What you have to do:
Each line in the entries below that holds the string "username" is to be listed.

Task inputs:
>>>

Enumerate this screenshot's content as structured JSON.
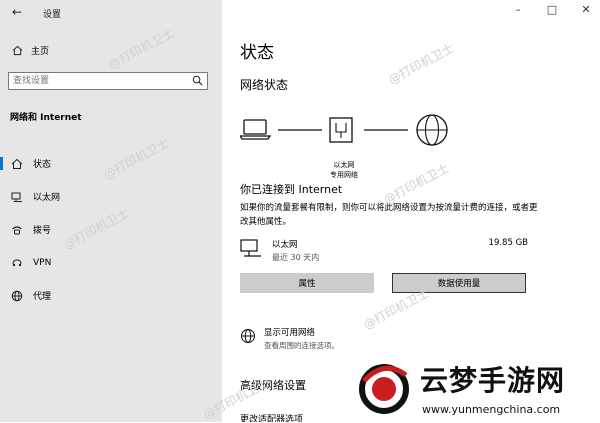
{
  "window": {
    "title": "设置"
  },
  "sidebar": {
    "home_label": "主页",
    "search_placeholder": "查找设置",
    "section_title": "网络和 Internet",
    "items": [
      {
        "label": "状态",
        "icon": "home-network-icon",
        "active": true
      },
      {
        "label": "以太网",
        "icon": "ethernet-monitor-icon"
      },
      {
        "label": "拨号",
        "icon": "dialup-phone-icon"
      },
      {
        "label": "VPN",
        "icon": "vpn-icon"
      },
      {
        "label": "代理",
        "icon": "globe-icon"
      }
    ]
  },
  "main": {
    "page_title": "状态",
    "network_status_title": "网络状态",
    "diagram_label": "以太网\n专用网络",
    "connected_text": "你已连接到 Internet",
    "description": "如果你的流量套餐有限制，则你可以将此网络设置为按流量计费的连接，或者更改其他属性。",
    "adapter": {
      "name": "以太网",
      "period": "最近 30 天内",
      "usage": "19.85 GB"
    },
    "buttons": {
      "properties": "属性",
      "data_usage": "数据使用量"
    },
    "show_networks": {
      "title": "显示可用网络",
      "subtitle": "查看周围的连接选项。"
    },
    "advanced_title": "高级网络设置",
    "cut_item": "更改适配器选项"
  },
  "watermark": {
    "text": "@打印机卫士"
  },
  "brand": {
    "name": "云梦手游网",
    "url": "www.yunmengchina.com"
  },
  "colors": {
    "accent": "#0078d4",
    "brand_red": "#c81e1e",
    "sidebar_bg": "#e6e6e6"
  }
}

<<<
>>>

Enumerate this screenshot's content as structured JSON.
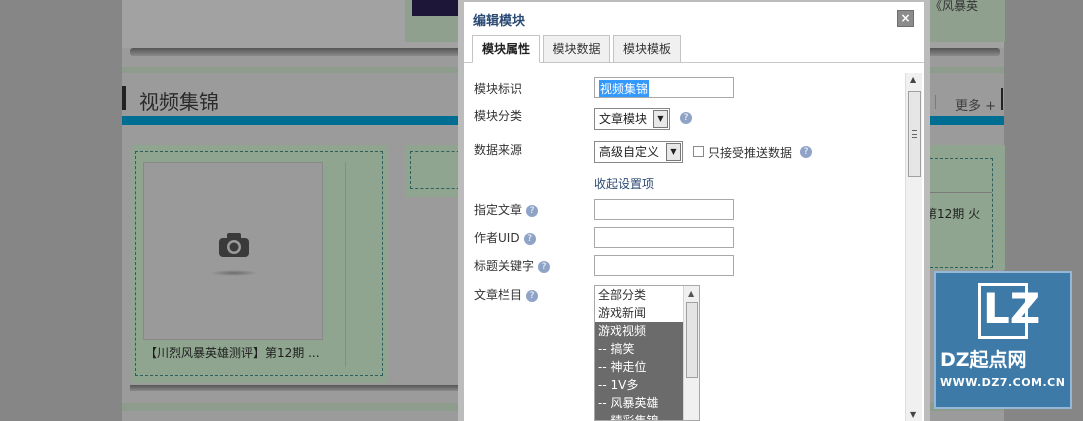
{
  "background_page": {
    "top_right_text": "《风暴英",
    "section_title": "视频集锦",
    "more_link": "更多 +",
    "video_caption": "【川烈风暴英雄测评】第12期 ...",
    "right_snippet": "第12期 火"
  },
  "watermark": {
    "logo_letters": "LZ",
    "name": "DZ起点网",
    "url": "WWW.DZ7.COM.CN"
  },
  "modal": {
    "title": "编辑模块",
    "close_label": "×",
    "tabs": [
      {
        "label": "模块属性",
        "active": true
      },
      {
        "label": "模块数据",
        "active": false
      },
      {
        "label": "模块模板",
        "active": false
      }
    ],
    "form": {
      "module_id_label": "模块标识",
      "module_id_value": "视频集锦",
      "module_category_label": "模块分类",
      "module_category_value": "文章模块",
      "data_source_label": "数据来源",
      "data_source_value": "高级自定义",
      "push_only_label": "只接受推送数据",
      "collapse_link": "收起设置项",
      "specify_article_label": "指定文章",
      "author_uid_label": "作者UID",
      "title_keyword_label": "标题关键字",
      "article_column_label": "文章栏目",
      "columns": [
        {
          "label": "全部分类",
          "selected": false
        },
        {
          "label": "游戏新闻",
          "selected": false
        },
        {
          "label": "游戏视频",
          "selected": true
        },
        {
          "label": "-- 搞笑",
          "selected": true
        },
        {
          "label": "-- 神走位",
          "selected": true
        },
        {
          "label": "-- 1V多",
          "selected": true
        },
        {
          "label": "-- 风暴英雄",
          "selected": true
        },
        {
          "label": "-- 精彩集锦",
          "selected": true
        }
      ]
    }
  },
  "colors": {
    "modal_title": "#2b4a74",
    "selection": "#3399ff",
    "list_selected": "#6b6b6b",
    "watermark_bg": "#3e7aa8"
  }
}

<<<
>>>

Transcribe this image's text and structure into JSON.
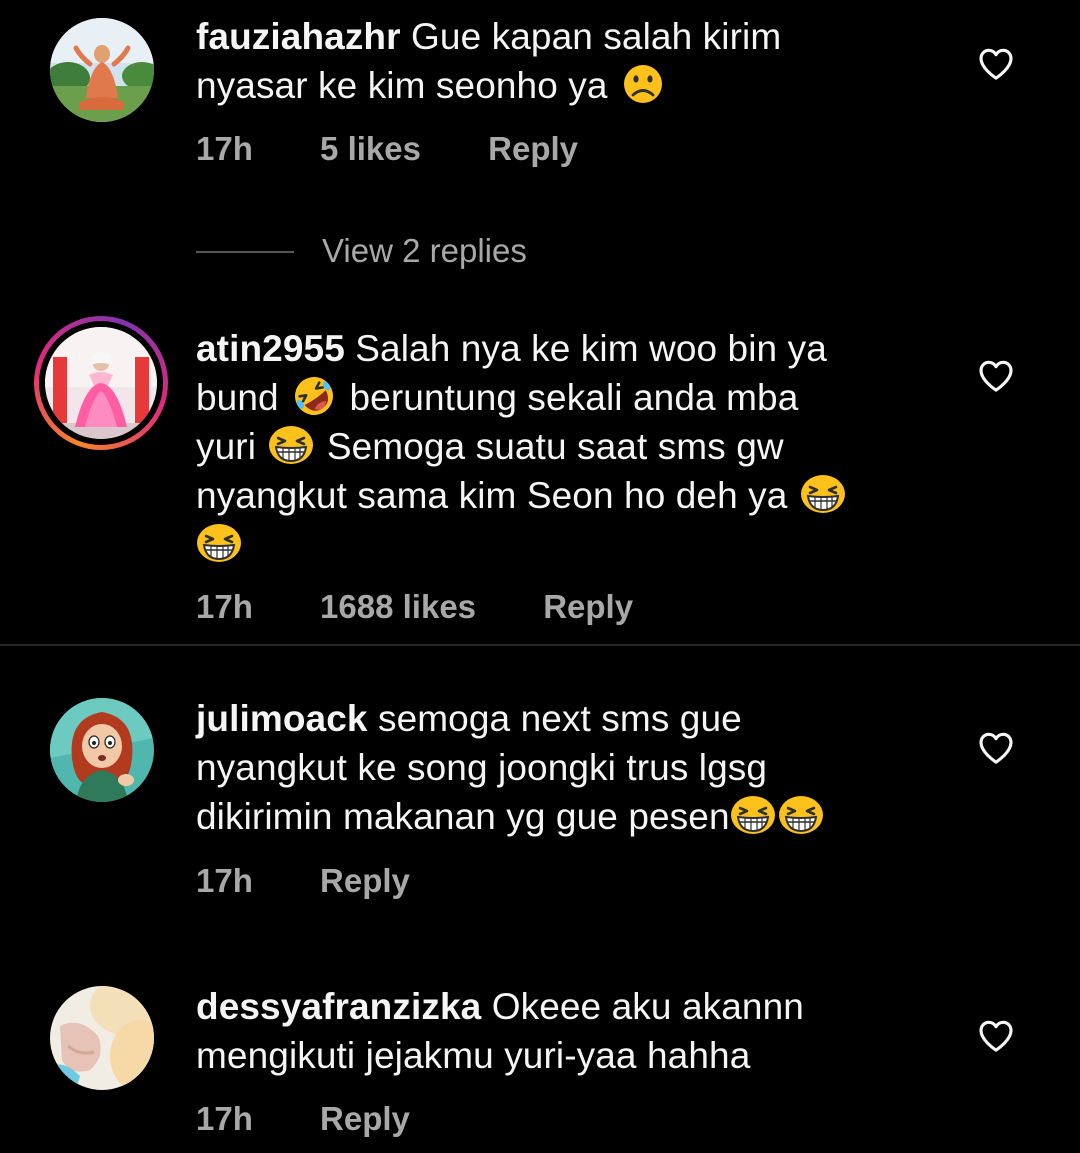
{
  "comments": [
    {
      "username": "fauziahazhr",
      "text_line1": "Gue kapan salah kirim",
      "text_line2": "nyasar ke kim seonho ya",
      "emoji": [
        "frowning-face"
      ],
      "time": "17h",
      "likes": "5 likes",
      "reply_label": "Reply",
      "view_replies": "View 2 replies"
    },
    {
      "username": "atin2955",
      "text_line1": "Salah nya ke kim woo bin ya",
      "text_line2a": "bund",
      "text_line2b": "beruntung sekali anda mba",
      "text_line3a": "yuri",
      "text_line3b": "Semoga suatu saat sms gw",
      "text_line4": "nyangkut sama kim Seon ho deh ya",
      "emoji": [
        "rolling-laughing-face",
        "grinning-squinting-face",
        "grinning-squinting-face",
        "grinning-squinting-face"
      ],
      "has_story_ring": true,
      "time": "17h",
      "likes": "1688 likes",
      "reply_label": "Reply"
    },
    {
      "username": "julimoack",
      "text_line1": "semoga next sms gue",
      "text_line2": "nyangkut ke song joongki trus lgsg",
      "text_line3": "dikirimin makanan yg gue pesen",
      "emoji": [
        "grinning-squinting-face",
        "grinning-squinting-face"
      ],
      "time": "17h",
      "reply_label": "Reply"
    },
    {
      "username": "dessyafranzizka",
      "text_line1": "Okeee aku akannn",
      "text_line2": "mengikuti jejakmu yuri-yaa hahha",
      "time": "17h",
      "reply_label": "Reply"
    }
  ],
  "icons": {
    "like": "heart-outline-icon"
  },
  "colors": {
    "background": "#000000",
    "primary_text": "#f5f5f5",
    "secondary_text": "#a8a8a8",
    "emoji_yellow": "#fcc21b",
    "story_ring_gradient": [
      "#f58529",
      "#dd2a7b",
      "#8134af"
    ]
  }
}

<<<

Exercise output:
      "username": "fauziahazhr",
      "username": "atin2955",
      "username": "julimoack",
      "username": "dessyafranzizka",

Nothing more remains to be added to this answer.